AIM OF THE TASK =
Pick out the lines below that contain the string "content" and copy them all.

Figure record extracts =
- - -
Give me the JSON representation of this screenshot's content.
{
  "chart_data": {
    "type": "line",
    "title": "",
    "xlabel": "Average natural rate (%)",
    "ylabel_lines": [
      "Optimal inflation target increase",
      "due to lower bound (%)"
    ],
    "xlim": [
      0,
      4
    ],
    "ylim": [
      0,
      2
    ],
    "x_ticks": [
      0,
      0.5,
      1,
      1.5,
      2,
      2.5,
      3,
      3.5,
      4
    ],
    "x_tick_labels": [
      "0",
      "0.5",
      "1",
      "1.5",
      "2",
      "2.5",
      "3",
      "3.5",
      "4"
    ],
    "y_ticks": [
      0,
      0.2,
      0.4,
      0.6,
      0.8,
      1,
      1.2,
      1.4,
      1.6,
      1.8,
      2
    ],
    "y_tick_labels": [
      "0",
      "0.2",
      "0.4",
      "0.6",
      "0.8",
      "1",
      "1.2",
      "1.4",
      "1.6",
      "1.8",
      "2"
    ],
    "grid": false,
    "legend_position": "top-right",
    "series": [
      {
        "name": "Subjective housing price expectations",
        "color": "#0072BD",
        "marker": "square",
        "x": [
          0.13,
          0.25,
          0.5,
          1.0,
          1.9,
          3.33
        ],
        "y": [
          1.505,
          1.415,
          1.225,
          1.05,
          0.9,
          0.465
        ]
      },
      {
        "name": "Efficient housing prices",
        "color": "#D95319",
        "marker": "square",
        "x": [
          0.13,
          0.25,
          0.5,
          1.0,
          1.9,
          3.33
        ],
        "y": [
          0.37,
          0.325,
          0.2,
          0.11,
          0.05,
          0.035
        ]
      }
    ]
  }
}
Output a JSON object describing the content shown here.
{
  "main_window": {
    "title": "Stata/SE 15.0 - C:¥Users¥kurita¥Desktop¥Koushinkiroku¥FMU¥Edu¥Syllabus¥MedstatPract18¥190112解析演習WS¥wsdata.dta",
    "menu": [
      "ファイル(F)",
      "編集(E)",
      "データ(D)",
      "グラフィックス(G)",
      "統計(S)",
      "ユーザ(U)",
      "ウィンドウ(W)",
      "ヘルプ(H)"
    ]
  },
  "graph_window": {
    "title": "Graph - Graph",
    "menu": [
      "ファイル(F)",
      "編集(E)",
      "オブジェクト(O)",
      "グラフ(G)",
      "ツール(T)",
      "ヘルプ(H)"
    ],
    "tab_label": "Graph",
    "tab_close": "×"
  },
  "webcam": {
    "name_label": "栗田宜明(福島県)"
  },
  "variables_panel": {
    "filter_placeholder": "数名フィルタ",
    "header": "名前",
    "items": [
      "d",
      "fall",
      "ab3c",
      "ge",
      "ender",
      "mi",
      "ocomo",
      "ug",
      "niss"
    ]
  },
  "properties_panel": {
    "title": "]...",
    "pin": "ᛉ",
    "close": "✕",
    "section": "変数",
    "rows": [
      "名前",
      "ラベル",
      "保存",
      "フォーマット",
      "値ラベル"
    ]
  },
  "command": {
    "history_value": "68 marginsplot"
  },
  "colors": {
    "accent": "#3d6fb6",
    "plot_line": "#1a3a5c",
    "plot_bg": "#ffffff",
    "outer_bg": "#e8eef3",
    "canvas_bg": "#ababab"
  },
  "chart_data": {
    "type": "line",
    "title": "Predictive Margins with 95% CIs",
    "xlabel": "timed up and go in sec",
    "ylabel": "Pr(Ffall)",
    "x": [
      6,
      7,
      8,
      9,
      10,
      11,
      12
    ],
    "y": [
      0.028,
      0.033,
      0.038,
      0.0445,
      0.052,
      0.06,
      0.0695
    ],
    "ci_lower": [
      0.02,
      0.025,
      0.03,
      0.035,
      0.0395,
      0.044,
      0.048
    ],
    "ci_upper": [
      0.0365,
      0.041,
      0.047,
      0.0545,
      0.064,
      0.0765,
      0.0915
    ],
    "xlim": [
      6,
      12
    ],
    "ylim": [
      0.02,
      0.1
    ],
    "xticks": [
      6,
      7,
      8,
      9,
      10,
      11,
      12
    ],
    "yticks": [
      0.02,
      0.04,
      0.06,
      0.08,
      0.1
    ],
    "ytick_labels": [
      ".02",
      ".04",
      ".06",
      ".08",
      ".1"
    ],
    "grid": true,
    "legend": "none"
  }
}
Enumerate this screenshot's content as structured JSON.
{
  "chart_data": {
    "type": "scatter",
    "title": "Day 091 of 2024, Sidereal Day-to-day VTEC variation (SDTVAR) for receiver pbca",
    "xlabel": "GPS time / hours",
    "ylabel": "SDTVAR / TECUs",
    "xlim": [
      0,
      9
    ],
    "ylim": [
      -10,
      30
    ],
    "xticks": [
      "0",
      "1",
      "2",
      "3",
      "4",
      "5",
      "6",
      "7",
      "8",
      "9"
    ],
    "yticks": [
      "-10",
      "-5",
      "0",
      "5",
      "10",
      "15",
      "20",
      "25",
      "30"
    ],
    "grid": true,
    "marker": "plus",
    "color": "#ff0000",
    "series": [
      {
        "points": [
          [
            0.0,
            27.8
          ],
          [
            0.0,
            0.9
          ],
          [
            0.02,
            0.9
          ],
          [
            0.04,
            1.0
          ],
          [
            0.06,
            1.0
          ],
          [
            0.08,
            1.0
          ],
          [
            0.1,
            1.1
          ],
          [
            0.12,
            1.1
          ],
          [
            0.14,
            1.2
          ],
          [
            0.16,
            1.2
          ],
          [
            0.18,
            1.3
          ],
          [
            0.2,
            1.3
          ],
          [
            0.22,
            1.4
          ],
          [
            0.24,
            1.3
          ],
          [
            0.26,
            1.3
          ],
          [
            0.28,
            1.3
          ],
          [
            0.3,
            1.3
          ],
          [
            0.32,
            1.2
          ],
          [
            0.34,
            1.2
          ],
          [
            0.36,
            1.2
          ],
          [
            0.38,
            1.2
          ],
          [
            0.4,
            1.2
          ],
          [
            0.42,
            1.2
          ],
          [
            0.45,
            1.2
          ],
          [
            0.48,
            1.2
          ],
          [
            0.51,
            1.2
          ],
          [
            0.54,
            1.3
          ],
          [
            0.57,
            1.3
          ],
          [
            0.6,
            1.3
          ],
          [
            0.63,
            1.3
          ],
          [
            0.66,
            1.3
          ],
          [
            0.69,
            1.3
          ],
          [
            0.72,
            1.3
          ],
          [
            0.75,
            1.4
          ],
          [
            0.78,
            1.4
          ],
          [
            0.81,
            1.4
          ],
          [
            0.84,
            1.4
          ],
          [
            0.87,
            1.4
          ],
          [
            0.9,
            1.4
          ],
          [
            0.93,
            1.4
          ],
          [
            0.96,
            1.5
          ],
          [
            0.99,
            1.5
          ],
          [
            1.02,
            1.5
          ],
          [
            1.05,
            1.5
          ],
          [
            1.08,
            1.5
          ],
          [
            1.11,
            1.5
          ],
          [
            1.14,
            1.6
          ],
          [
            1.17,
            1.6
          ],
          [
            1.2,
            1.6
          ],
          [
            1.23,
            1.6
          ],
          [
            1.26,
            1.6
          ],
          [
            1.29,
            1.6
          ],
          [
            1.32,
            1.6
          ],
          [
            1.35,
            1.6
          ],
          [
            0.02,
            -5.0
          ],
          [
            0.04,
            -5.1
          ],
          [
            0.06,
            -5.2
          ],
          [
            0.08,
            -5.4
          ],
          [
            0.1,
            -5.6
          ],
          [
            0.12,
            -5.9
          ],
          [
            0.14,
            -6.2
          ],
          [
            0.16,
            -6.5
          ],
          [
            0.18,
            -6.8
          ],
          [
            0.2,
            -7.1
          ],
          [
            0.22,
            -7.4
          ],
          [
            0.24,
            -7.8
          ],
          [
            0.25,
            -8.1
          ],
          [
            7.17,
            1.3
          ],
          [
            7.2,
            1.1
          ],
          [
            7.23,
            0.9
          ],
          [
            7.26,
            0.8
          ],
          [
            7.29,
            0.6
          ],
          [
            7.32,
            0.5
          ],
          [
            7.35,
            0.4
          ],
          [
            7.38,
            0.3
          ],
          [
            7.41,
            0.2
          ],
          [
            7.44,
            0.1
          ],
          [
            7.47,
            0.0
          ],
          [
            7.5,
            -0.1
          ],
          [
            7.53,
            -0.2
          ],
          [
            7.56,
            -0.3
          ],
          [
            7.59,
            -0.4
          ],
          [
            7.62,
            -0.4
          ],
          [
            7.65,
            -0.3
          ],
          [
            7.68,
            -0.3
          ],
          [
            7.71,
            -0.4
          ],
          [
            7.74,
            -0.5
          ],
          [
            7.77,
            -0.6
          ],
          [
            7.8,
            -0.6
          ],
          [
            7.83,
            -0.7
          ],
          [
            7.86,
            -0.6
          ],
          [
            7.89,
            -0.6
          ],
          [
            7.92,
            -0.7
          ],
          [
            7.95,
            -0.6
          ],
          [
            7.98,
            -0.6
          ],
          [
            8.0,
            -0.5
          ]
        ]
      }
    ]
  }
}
- - -
SOLVED PROBLEM =
Give me the JSON representation of this screenshot's content.
Output a JSON object describing the content shown here.
Enumerate this screenshot's content as structured JSON.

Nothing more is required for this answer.